GIVEN EXERCISE: Identify, in the records below, every line where the string "faire" appears, and copy each such line.
☆ ☆ ☆
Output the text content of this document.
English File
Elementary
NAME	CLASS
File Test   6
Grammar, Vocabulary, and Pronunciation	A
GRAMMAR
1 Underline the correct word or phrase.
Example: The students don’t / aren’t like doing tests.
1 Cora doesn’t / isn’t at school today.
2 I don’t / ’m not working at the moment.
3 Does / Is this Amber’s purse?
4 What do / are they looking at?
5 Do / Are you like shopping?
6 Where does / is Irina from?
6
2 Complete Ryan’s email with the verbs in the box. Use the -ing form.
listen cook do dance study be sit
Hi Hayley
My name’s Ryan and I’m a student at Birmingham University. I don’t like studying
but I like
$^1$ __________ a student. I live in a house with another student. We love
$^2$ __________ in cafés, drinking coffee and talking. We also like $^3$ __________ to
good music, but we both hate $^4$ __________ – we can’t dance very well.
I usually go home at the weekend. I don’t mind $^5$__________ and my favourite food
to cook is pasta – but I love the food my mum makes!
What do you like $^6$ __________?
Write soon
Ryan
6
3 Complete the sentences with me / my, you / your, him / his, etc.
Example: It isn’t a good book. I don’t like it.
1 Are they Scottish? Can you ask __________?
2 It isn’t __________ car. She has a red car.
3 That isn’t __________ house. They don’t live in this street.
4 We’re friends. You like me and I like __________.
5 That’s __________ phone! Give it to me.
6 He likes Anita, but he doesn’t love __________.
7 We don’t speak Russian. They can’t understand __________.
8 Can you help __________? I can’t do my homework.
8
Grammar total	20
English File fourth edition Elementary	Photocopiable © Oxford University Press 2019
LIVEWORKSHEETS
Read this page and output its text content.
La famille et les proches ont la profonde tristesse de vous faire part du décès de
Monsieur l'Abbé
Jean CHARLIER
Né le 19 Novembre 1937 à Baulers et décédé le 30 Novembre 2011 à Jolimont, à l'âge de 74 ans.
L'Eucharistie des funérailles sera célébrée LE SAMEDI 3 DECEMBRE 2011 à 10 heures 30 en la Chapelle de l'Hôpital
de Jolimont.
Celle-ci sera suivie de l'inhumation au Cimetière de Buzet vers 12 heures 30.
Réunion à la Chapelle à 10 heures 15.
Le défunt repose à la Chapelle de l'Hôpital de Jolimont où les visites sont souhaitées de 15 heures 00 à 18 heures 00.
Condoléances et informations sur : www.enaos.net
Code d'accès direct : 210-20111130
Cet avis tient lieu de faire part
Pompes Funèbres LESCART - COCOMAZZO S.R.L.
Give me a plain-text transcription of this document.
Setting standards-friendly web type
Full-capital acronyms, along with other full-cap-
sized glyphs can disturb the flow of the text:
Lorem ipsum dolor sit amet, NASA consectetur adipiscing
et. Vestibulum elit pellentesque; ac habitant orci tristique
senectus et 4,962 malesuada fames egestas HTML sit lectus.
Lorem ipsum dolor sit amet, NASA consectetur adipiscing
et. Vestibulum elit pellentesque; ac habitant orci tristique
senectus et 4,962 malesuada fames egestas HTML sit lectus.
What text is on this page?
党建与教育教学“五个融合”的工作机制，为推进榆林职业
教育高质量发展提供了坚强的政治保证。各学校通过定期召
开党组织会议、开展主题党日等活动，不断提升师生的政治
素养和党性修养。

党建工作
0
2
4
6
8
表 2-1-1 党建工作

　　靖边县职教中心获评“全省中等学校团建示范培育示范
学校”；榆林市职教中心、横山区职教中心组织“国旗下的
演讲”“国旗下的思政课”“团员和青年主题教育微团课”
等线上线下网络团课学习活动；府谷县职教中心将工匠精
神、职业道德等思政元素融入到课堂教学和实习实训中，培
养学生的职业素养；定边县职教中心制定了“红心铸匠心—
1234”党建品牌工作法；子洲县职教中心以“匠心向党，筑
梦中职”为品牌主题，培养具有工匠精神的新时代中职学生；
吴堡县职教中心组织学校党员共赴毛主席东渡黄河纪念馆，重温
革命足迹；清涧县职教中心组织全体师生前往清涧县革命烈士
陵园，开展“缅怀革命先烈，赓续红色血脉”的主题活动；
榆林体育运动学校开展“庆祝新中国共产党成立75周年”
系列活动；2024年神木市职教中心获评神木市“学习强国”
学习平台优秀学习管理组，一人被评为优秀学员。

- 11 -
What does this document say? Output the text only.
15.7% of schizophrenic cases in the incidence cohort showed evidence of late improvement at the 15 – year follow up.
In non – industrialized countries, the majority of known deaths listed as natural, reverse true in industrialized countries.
☆ ☆ ☆
SOLUTION TO THE PROBLEM:
La famille et les proches ont la profonde tristesse de vous faire part du décès de
Cet avis tient lieu de faire part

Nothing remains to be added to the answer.